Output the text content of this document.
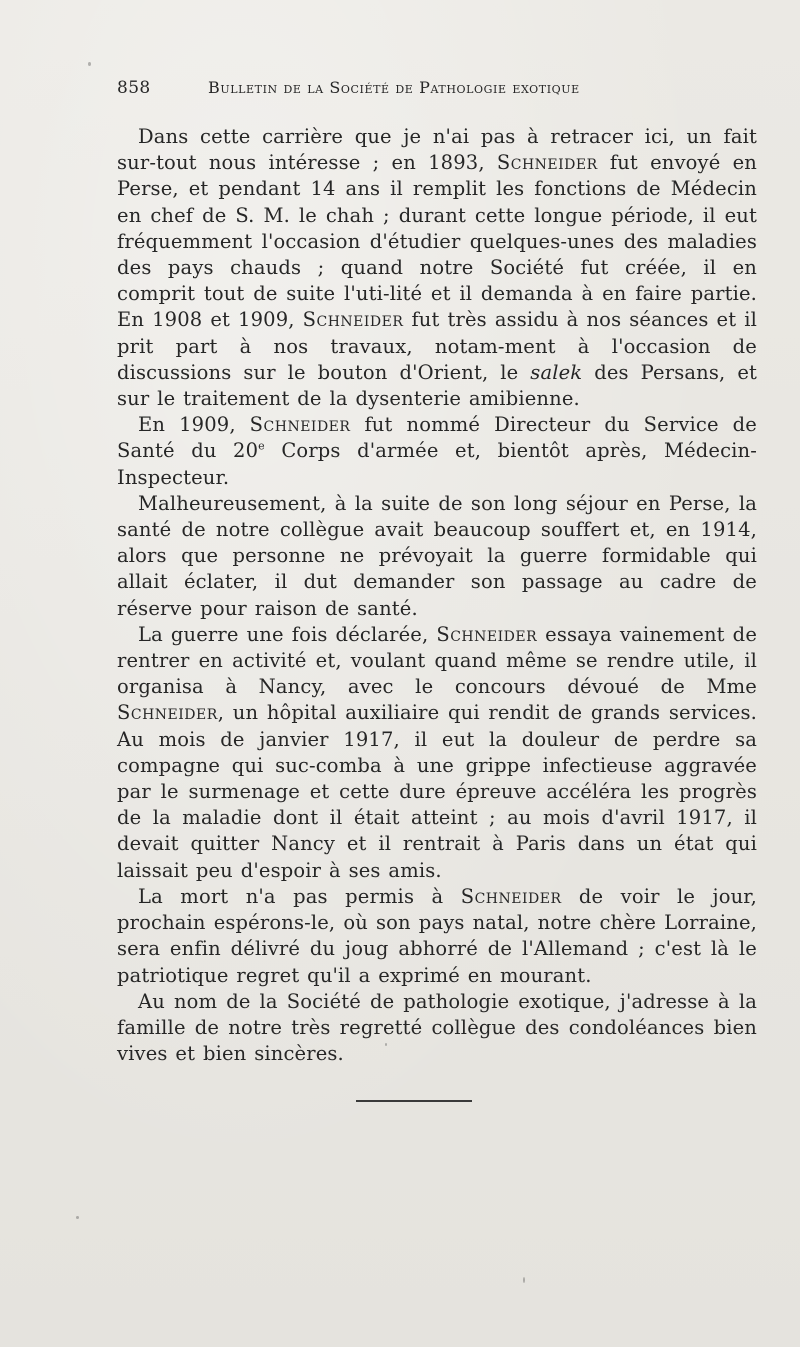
858	Bulletin de la Société de Pathologie exotique

Dans cette carrière que je n'ai pas à retracer ici, un fait sur-tout nous intéresse ; en 1893, Schneider fut envoyé en Perse, et pendant 14 ans il remplit les fonctions de Médecin en chef de S. M. le chah ; durant cette longue période, il eut fréquemment l'occasion d'étudier quelques-unes des maladies des pays chauds ; quand notre Société fut créée, il en comprit tout de suite l'uti-lité et il demanda à en faire partie. En 1908 et 1909, Schneider fut très assidu à nos séances et il prit part à nos travaux, notam-ment à l'occasion de discussions sur le bouton d'Orient, le salek des Persans, et sur le traitement de la dysenterie amibienne.

En 1909, Schneider fut nommé Directeur du Service de Santé du 20e Corps d'armée et, bientôt après, Médecin-Inspecteur.

Malheureusement, à la suite de son long séjour en Perse, la santé de notre collègue avait beaucoup souffert et, en 1914, alors que personne ne prévoyait la guerre formidable qui allait éclater, il dut demander son passage au cadre de réserve pour raison de santé.

La guerre une fois déclarée, Schneider essaya vainement de rentrer en activité et, voulant quand même se rendre utile, il organisa à Nancy, avec le concours dévoué de Mme Schneider, un hôpital auxiliaire qui rendit de grands services. Au mois de janvier 1917, il eut la douleur de perdre sa compagne qui suc-comba à une grippe infectieuse aggravée par le surmenage et cette dure épreuve accéléra les progrès de la maladie dont il était atteint ; au mois d'avril 1917, il devait quitter Nancy et il rentrait à Paris dans un état qui laissait peu d'espoir à ses amis.

La mort n'a pas permis à Schneider de voir le jour, prochain espérons-le, où son pays natal, notre chère Lorraine, sera enfin délivré du joug abhorré de l'Allemand ; c'est là le patriotique regret qu'il a exprimé en mourant.

Au nom de la Société de pathologie exotique, j'adresse à la famille de notre très regretté collègue des condoléances bien vives et bien sincères.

YOUR TASK
Look through the records above and report how many lines hold the word "Médecin", giving only the number.

RIGHT ANSWER
2